## [Supplied material]
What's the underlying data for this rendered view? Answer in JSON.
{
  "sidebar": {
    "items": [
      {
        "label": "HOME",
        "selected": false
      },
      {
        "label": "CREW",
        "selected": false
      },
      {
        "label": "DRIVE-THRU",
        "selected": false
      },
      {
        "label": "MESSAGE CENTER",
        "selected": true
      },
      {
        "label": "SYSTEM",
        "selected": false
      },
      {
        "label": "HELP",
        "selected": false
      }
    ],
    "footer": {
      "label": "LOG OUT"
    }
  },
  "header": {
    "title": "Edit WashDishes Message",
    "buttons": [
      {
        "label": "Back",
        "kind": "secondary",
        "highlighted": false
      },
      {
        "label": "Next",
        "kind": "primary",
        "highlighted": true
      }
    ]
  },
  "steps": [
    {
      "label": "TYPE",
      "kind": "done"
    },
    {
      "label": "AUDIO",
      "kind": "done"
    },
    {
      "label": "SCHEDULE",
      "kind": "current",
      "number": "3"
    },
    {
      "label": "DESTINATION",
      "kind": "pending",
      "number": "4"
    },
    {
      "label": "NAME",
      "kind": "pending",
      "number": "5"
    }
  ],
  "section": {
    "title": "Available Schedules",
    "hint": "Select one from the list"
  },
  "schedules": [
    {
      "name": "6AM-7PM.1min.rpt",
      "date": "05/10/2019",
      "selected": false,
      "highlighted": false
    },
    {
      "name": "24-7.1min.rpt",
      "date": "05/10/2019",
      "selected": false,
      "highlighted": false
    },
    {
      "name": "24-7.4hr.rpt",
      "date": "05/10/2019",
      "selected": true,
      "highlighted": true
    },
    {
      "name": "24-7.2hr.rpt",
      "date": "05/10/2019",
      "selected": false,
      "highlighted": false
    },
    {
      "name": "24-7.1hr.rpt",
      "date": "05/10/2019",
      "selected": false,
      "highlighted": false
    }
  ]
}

## [Problem]
Reproduce the data, keeping every line exactly the same.

## [Response to this exercise]
What's the underlying data for this rendered view? Answer in JSON.
{
  "sidebar": {
    "items": [
      {
        "label": "HOME",
        "selected": false
      },
      {
        "label": "CREW",
        "selected": false
      },
      {
        "label": "DRIVE-THRU",
        "selected": false
      },
      {
        "label": "MESSAGE CENTER",
        "selected": true
      },
      {
        "label": "SYSTEM",
        "selected": false
      },
      {
        "label": "HELP",
        "selected": false
      }
    ],
    "footer": {
      "label": "LOG OUT"
    }
  },
  "header": {
    "title": "Edit WashDishes Message",
    "buttons": [
      {
        "label": "Back",
        "kind": "secondary",
        "highlighted": false
      },
      {
        "label": "Next",
        "kind": "primary",
        "highlighted": true
      }
    ]
  },
  "steps": [
    {
      "label": "TYPE",
      "kind": "done"
    },
    {
      "label": "AUDIO",
      "kind": "done"
    },
    {
      "label": "SCHEDULE",
      "kind": "current",
      "number": "3"
    },
    {
      "label": "DESTINATION",
      "kind": "pending",
      "number": "4"
    },
    {
      "label": "NAME",
      "kind": "pending",
      "number": "5"
    }
  ],
  "section": {
    "title": "Available Schedules",
    "hint": "Select one from the list"
  },
  "schedules": [
    {
      "name": "6AM-7PM.1min.rpt",
      "date": "05/10/2019",
      "selected": false,
      "highlighted": false
    },
    {
      "name": "24-7.1min.rpt",
      "date": "05/10/2019",
      "selected": false,
      "highlighted": false
    },
    {
      "name": "24-7.4hr.rpt",
      "date": "05/10/2019",
      "selected": true,
      "highlighted": true
    },
    {
      "name": "24-7.2hr.rpt",
      "date": "05/10/2019",
      "selected": false,
      "highlighted": false
    },
    {
      "name": "24-7.1hr.rpt",
      "date": "05/10/2019",
      "selected": false,
      "highlighted": false
    }
  ]
}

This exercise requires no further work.